*Records supplied*:
•••••

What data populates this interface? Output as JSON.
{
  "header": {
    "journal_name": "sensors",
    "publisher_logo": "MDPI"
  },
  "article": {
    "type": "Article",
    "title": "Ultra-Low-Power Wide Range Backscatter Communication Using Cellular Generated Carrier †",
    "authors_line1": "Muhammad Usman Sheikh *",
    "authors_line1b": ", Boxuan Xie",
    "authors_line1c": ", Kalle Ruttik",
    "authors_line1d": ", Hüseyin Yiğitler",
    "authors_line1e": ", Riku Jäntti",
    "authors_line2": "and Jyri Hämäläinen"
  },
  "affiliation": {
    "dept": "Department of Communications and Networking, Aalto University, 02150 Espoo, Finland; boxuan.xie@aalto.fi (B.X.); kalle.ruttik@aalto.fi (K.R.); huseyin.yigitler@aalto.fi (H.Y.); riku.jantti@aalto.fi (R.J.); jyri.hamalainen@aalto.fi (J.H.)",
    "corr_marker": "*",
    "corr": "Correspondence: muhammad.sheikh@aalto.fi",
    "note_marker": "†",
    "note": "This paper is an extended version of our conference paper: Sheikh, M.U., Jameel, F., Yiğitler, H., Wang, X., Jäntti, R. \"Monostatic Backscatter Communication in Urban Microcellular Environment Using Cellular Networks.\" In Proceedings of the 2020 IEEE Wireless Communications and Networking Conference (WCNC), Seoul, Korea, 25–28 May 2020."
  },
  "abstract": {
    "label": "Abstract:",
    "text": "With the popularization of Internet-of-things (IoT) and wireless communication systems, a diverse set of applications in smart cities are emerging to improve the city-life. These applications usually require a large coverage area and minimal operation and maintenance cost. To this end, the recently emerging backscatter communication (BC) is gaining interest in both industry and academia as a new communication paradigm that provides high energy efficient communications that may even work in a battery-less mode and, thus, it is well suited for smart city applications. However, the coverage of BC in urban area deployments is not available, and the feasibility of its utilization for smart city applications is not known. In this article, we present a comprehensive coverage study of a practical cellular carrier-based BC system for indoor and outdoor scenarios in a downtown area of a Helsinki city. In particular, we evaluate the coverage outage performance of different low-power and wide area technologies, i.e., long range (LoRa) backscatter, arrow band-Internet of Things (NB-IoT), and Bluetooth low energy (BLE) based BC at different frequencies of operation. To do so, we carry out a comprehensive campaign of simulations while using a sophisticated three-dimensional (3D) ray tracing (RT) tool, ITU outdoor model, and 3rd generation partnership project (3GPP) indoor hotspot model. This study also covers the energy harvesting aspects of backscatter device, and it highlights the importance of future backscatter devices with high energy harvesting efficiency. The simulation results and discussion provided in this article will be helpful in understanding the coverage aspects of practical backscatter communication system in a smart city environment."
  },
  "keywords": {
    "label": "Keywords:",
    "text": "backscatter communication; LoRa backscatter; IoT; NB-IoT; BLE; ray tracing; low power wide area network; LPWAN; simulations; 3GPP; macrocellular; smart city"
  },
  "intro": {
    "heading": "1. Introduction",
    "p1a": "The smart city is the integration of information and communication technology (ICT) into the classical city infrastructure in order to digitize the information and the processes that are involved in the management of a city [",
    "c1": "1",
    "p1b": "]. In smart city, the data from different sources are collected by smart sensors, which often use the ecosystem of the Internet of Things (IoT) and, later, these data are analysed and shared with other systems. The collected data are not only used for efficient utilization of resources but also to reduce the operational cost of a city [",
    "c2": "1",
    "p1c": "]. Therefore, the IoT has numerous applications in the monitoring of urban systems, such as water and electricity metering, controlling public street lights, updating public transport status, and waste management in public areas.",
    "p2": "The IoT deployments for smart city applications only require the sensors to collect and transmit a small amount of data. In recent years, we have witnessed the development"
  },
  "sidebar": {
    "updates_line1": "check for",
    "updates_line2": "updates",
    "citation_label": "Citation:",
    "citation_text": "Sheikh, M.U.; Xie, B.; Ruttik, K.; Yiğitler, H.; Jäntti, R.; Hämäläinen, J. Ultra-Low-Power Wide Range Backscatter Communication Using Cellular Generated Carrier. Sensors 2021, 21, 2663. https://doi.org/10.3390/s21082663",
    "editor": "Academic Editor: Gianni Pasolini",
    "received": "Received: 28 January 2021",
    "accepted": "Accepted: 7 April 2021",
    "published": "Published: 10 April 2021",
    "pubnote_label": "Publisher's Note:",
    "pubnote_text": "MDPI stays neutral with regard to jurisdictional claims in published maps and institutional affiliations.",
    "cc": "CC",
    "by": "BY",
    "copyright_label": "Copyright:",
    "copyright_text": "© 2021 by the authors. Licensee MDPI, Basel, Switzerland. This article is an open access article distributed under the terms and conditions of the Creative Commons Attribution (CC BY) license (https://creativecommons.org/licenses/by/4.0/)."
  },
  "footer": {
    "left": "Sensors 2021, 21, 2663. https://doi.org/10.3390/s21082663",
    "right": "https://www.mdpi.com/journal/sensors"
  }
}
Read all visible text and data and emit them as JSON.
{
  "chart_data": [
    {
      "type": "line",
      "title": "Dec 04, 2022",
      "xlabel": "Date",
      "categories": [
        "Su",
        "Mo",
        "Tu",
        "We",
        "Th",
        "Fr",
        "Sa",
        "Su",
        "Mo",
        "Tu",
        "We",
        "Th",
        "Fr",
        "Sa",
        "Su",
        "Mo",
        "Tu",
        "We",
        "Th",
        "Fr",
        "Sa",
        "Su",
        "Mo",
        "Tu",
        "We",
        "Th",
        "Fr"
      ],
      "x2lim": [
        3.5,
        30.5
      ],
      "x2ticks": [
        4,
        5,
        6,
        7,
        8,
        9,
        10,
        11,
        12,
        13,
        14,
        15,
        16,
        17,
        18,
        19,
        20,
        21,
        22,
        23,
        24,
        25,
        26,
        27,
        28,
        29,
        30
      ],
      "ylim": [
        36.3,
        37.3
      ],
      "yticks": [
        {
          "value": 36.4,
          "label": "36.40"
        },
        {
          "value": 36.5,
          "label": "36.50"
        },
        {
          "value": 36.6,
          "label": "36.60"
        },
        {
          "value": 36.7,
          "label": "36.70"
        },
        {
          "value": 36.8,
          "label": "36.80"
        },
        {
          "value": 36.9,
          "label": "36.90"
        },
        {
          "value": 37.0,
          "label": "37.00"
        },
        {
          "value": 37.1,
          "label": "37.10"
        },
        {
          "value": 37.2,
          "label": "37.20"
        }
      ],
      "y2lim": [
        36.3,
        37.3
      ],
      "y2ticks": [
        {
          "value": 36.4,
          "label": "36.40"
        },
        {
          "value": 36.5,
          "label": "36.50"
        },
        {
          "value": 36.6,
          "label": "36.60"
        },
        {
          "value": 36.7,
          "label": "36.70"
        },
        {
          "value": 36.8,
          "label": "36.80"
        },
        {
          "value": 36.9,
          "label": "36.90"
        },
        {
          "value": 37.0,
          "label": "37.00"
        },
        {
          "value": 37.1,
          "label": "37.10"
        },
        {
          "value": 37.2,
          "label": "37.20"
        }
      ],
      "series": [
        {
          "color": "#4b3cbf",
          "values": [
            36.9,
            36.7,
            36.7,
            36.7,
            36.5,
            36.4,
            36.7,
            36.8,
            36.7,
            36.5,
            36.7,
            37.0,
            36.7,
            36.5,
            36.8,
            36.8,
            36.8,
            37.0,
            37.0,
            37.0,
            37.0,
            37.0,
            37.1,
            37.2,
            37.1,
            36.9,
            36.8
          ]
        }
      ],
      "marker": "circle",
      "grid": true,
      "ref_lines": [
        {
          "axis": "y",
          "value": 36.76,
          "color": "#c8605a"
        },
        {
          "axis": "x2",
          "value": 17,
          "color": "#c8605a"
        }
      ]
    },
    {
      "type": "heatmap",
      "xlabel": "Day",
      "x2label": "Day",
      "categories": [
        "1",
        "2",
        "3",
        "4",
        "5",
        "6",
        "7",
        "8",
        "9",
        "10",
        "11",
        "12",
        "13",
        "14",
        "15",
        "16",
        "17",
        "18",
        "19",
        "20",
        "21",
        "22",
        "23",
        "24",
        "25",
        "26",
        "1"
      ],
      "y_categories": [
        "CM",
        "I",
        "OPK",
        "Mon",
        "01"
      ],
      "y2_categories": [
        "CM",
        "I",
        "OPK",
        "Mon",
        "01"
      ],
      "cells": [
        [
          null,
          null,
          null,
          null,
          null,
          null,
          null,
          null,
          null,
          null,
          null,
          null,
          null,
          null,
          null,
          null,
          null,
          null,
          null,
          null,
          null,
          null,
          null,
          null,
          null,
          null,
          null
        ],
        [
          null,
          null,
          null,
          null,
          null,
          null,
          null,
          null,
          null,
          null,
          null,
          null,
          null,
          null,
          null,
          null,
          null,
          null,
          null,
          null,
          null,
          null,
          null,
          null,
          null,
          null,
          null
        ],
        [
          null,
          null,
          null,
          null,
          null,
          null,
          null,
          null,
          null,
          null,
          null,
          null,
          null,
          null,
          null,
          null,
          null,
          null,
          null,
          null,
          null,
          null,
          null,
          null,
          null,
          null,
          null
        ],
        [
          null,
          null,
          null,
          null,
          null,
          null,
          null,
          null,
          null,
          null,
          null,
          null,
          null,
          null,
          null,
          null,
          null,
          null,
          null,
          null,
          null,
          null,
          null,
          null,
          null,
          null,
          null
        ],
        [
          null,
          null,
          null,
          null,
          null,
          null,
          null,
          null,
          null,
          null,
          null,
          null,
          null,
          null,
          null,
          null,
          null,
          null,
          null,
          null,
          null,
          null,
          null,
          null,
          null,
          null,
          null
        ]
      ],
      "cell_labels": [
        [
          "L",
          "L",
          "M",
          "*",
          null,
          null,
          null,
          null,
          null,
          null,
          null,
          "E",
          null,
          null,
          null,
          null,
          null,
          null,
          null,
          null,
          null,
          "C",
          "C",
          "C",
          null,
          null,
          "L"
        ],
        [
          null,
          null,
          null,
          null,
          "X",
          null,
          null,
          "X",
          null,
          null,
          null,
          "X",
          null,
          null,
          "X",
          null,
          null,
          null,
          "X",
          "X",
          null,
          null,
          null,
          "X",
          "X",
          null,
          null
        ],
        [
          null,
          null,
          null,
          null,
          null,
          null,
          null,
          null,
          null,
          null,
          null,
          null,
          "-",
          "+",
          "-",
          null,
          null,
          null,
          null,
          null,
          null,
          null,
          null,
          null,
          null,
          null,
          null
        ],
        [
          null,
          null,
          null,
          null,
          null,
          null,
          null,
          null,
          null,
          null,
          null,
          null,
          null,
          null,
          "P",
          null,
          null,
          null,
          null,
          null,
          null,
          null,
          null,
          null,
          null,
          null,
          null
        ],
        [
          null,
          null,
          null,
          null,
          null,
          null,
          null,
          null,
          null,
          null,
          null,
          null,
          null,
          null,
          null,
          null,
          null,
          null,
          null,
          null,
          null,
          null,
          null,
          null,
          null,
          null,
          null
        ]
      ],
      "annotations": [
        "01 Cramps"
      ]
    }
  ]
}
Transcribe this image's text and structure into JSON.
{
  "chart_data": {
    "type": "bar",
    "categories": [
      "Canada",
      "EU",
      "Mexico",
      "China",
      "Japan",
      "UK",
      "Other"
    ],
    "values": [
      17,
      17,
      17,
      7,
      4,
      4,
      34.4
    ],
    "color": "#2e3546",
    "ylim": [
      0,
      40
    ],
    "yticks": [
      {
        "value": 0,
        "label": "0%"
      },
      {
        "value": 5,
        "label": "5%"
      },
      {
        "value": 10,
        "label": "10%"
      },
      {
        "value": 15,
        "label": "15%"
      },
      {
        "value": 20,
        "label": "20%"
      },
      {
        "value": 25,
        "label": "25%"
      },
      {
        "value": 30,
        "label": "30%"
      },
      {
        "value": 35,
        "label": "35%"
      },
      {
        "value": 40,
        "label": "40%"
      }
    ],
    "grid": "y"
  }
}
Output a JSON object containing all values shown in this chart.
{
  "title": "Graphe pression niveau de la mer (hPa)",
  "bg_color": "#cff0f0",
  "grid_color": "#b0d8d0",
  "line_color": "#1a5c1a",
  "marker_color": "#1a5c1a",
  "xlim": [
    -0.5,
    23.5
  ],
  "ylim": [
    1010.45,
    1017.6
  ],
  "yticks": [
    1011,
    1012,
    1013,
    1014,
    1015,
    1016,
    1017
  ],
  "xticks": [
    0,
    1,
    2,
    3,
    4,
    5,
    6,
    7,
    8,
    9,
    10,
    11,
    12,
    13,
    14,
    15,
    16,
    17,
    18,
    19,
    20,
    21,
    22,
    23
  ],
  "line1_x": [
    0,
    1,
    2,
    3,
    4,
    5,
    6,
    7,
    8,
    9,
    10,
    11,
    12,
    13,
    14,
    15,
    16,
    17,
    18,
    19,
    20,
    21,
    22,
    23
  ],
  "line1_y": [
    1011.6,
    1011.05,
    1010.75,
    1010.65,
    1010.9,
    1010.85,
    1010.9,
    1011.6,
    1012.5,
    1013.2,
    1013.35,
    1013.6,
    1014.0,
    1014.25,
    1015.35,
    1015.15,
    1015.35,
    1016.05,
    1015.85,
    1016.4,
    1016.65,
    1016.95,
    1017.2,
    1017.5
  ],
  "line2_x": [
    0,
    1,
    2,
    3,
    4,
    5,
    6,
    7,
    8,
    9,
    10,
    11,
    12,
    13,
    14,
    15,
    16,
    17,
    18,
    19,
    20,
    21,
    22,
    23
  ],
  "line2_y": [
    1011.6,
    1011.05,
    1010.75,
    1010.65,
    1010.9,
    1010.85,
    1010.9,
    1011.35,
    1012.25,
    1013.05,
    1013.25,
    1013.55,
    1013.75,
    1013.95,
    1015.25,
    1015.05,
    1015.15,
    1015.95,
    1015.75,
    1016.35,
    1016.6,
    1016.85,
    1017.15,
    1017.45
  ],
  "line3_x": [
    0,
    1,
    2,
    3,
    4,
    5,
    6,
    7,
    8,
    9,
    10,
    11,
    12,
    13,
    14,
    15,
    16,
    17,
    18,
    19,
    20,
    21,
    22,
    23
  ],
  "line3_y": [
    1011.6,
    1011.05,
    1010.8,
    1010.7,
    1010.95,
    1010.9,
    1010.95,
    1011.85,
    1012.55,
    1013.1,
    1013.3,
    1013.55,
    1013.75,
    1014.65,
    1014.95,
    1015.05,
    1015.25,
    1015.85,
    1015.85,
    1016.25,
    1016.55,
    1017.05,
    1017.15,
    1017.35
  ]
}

•••••

*What the task asks*: Copy out every line of the listing that contains the string "values".

*Task output*:
          "values": [
    "values": [
Output a JSON object containing all values shown in this chart.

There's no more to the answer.